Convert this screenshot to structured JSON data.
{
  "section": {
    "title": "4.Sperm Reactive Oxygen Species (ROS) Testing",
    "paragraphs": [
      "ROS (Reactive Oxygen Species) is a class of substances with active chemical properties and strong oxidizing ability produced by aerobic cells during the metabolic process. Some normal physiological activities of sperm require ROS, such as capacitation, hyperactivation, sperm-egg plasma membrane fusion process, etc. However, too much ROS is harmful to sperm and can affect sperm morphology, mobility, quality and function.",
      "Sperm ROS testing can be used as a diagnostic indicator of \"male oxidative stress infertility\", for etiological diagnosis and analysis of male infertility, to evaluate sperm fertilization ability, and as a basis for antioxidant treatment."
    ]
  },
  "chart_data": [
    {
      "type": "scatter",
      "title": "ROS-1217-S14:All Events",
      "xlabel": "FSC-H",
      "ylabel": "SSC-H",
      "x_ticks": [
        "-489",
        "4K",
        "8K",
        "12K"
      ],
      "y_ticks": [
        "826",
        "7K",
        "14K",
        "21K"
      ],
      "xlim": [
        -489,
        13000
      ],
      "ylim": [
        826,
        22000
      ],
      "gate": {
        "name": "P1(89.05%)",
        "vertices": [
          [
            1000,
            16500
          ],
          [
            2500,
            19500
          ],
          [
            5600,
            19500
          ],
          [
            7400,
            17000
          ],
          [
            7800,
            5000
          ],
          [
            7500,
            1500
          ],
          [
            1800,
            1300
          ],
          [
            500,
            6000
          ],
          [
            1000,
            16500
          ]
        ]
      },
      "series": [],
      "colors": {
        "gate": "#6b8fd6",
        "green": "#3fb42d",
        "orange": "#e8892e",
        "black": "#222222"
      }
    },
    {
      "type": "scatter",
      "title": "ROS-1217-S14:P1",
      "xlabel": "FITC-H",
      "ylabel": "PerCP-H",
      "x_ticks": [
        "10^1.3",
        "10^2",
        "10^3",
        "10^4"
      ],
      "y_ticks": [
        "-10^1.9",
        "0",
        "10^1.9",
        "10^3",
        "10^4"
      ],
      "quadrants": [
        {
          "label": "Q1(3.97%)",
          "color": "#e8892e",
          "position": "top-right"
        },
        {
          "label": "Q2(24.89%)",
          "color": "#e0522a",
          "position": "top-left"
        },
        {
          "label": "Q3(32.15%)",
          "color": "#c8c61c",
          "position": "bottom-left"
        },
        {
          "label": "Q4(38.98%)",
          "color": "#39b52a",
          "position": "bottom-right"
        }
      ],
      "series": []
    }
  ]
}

***

◆ **About this task**: Filter the entries and copy out every line with the word "title".

◆ **Completed exercise**:
    "title": "4.Sperm Reactive Oxygen Species (ROS) Testing",
      "title": "ROS-1217-S14:All Events",
      "title": "ROS-1217-S14:P1",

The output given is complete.